[Saved entries]
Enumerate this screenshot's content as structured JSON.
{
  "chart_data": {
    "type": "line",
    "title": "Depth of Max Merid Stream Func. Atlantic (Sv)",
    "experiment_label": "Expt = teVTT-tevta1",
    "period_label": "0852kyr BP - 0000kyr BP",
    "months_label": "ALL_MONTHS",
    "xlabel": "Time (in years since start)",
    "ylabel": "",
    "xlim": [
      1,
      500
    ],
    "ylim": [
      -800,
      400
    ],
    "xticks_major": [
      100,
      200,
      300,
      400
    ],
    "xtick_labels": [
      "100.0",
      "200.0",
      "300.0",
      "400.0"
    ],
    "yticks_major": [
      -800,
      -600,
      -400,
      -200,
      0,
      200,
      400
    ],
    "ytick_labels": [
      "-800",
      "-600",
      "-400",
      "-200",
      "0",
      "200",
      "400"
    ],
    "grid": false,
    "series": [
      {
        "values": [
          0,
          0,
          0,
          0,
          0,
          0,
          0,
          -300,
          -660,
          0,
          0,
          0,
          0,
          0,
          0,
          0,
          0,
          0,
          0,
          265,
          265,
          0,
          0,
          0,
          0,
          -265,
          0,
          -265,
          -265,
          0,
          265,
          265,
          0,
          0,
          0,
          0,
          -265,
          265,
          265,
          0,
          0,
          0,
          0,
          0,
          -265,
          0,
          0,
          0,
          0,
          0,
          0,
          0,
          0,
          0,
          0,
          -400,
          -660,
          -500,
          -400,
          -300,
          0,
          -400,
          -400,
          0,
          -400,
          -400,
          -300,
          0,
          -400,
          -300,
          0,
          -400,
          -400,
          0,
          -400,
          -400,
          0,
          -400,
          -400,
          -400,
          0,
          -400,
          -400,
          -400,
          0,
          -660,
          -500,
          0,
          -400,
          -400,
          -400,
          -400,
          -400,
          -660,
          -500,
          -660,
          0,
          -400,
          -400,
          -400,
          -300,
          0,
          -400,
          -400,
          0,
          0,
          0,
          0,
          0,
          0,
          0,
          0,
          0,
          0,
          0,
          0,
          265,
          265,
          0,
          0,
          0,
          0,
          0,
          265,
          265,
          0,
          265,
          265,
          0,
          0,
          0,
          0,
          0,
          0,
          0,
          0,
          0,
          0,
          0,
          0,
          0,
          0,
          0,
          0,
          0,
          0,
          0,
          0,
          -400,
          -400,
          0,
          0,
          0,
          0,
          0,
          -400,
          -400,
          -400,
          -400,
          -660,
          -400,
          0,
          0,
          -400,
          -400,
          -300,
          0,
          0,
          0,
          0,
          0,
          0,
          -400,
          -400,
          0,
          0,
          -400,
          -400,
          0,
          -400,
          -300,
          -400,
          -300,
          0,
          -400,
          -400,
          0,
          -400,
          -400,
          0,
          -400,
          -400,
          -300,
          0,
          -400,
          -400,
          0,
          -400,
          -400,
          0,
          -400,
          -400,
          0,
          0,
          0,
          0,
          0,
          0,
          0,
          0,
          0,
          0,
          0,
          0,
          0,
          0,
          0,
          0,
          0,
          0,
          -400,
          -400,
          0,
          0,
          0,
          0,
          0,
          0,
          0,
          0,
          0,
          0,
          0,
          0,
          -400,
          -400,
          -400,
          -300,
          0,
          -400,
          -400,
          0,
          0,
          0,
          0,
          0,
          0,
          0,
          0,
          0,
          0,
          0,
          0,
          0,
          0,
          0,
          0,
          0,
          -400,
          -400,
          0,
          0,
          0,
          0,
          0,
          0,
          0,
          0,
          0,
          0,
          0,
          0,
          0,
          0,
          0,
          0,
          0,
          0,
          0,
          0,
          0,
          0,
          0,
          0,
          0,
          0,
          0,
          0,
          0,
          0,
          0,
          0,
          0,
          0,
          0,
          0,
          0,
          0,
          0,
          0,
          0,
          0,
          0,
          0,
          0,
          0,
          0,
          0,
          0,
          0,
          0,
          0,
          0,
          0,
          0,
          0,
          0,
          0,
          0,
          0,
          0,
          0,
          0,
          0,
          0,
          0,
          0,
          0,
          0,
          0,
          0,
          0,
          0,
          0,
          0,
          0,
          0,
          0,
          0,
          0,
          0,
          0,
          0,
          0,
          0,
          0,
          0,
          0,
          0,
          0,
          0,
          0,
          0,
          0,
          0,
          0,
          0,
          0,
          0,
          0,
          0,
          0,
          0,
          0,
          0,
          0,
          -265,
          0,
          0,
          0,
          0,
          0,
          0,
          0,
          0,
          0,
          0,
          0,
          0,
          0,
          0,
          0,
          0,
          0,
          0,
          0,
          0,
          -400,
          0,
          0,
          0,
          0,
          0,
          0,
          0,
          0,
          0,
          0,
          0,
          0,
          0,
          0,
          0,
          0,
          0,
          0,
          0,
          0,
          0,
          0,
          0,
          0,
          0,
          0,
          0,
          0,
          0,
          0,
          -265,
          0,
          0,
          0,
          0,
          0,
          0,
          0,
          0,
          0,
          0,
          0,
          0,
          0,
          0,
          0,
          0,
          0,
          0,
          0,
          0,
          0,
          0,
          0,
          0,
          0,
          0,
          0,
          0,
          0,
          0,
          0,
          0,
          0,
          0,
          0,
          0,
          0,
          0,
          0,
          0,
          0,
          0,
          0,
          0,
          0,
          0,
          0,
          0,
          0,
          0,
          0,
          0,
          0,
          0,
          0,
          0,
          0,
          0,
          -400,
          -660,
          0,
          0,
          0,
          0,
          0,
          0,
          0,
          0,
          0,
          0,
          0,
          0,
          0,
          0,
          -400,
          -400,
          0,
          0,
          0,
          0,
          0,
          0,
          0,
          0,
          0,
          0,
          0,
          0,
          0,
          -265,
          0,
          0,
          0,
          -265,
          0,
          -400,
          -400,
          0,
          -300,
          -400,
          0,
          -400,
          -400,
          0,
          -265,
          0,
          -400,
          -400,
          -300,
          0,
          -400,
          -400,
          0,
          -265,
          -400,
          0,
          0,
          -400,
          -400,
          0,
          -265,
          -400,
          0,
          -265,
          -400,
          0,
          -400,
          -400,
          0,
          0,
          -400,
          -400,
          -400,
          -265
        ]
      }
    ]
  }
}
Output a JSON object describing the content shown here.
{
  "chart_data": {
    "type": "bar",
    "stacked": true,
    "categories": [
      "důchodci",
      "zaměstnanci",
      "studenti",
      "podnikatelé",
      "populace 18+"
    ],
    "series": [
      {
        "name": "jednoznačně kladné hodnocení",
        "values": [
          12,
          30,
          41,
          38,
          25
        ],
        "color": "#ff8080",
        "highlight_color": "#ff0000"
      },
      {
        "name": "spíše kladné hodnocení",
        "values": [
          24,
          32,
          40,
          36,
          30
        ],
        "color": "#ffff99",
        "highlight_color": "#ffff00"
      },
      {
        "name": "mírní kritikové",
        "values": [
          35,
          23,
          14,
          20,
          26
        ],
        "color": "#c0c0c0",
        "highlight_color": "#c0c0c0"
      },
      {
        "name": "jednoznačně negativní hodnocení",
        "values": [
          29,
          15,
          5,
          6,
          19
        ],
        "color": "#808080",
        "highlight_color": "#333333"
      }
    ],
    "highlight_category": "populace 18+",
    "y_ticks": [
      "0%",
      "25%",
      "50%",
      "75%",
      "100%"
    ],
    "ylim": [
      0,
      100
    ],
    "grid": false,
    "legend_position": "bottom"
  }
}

**Written problem:** Reproduce the listing above verbatim, from first line to last.

**Exercise answer:**
Enumerate this screenshot's content as structured JSON.
{
  "chart_data": {
    "type": "line",
    "title": "Depth of Max Merid Stream Func. Atlantic (Sv)",
    "experiment_label": "Expt = teVTT-tevta1",
    "period_label": "0852kyr BP - 0000kyr BP",
    "months_label": "ALL_MONTHS",
    "xlabel": "Time (in years since start)",
    "ylabel": "",
    "xlim": [
      1,
      500
    ],
    "ylim": [
      -800,
      400
    ],
    "xticks_major": [
      100,
      200,
      300,
      400
    ],
    "xtick_labels": [
      "100.0",
      "200.0",
      "300.0",
      "400.0"
    ],
    "yticks_major": [
      -800,
      -600,
      -400,
      -200,
      0,
      200,
      400
    ],
    "ytick_labels": [
      "-800",
      "-600",
      "-400",
      "-200",
      "0",
      "200",
      "400"
    ],
    "grid": false,
    "series": [
      {
        "values": [
          0,
          0,
          0,
          0,
          0,
          0,
          0,
          -300,
          -660,
          0,
          0,
          0,
          0,
          0,
          0,
          0,
          0,
          0,
          0,
          265,
          265,
          0,
          0,
          0,
          0,
          -265,
          0,
          -265,
          -265,
          0,
          265,
          265,
          0,
          0,
          0,
          0,
          -265,
          265,
          265,
          0,
          0,
          0,
          0,
          0,
          -265,
          0,
          0,
          0,
          0,
          0,
          0,
          0,
          0,
          0,
          0,
          -400,
          -660,
          -500,
          -400,
          -300,
          0,
          -400,
          -400,
          0,
          -400,
          -400,
          -300,
          0,
          -400,
          -300,
          0,
          -400,
          -400,
          0,
          -400,
          -400,
          0,
          -400,
          -400,
          -400,
          0,
          -400,
          -400,
          -400,
          0,
          -660,
          -500,
          0,
          -400,
          -400,
          -400,
          -400,
          -400,
          -660,
          -500,
          -660,
          0,
          -400,
          -400,
          -400,
          -300,
          0,
          -400,
          -400,
          0,
          0,
          0,
          0,
          0,
          0,
          0,
          0,
          0,
          0,
          0,
          0,
          265,
          265,
          0,
          0,
          0,
          0,
          0,
          265,
          265,
          0,
          265,
          265,
          0,
          0,
          0,
          0,
          0,
          0,
          0,
          0,
          0,
          0,
          0,
          0,
          0,
          0,
          0,
          0,
          0,
          0,
          0,
          0,
          -400,
          -400,
          0,
          0,
          0,
          0,
          0,
          -400,
          -400,
          -400,
          -400,
          -660,
          -400,
          0,
          0,
          -400,
          -400,
          -300,
          0,
          0,
          0,
          0,
          0,
          0,
          -400,
          -400,
          0,
          0,
          -400,
          -400,
          0,
          -400,
          -300,
          -400,
          -300,
          0,
          -400,
          -400,
          0,
          -400,
          -400,
          0,
          -400,
          -400,
          -300,
          0,
          -400,
          -400,
          0,
          -400,
          -400,
          0,
          -400,
          -400,
          0,
          0,
          0,
          0,
          0,
          0,
          0,
          0,
          0,
          0,
          0,
          0,
          0,
          0,
          0,
          0,
          0,
          0,
          -400,
          -400,
          0,
          0,
          0,
          0,
          0,
          0,
          0,
          0,
          0,
          0,
          0,
          0,
          -400,
          -400,
          -400,
          -300,
          0,
          -400,
          -400,
          0,
          0,
          0,
          0,
          0,
          0,
          0,
          0,
          0,
          0,
          0,
          0,
          0,
          0,
          0,
          0,
          0,
          -400,
          -400,
          0,
          0,
          0,
          0,
          0,
          0,
          0,
          0,
          0,
          0,
          0,
          0,
          0,
          0,
          0,
          0,
          0,
          0,
          0,
          0,
          0,
          0,
          0,
          0,
          0,
          0,
          0,
          0,
          0,
          0,
          0,
          0,
          0,
          0,
          0,
          0,
          0,
          0,
          0,
          0,
          0,
          0,
          0,
          0,
          0,
          0,
          0,
          0,
          0,
          0,
          0,
          0,
          0,
          0,
          0,
          0,
          0,
          0,
          0,
          0,
          0,
          0,
          0,
          0,
          0,
          0,
          0,
          0,
          0,
          0,
          0,
          0,
          0,
          0,
          0,
          0,
          0,
          0,
          0,
          0,
          0,
          0,
          0,
          0,
          0,
          0,
          0,
          0,
          0,
          0,
          0,
          0,
          0,
          0,
          0,
          0,
          0,
          0,
          0,
          0,
          0,
          0,
          0,
          0,
          0,
          0,
          -265,
          0,
          0,
          0,
          0,
          0,
          0,
          0,
          0,
          0,
          0,
          0,
          0,
          0,
          0,
          0,
          0,
          0,
          0,
          0,
          0,
          -400,
          0,
          0,
          0,
          0,
          0,
          0,
          0,
          0,
          0,
          0,
          0,
          0,
          0,
          0,
          0,
          0,
          0,
          0,
          0,
          0,
          0,
          0,
          0,
          0,
          0,
          0,
          0,
          0,
          0,
          0,
          -265,
          0,
          0,
          0,
          0,
          0,
          0,
          0,
          0,
          0,
          0,
          0,
          0,
          0,
          0,
          0,
          0,
          0,
          0,
          0,
          0,
          0,
          0,
          0,
          0,
          0,
          0,
          0,
          0,
          0,
          0,
          0,
          0,
          0,
          0,
          0,
          0,
          0,
          0,
          0,
          0,
          0,
          0,
          0,
          0,
          0,
          0,
          0,
          0,
          0,
          0,
          0,
          0,
          0,
          0,
          0,
          0,
          0,
          0,
          -400,
          -660,
          0,
          0,
          0,
          0,
          0,
          0,
          0,
          0,
          0,
          0,
          0,
          0,
          0,
          0,
          -400,
          -400,
          0,
          0,
          0,
          0,
          0,
          0,
          0,
          0,
          0,
          0,
          0,
          0,
          0,
          -265,
          0,
          0,
          0,
          -265,
          0,
          -400,
          -400,
          0,
          -300,
          -400,
          0,
          -400,
          -400,
          0,
          -265,
          0,
          -400,
          -400,
          -300,
          0,
          -400,
          -400,
          0,
          -265,
          -400,
          0,
          0,
          -400,
          -400,
          0,
          -265,
          -400,
          0,
          -265,
          -400,
          0,
          -400,
          -400,
          0,
          0,
          -400,
          -400,
          -400,
          -265
        ]
      }
    ]
  }
}
Output a JSON object describing the content shown here.
{
  "chart_data": {
    "type": "bar",
    "stacked": true,
    "categories": [
      "důchodci",
      "zaměstnanci",
      "studenti",
      "podnikatelé",
      "populace 18+"
    ],
    "series": [
      {
        "name": "jednoznačně kladné hodnocení",
        "values": [
          12,
          30,
          41,
          38,
          25
        ],
        "color": "#ff8080",
        "highlight_color": "#ff0000"
      },
      {
        "name": "spíše kladné hodnocení",
        "values": [
          24,
          32,
          40,
          36,
          30
        ],
        "color": "#ffff99",
        "highlight_color": "#ffff00"
      },
      {
        "name": "mírní kritikové",
        "values": [
          35,
          23,
          14,
          20,
          26
        ],
        "color": "#c0c0c0",
        "highlight_color": "#c0c0c0"
      },
      {
        "name": "jednoznačně negativní hodnocení",
        "values": [
          29,
          15,
          5,
          6,
          19
        ],
        "color": "#808080",
        "highlight_color": "#333333"
      }
    ],
    "highlight_category": "populace 18+",
    "y_ticks": [
      "0%",
      "25%",
      "50%",
      "75%",
      "100%"
    ],
    "ylim": [
      0,
      100
    ],
    "grid": false,
    "legend_position": "bottom"
  }
}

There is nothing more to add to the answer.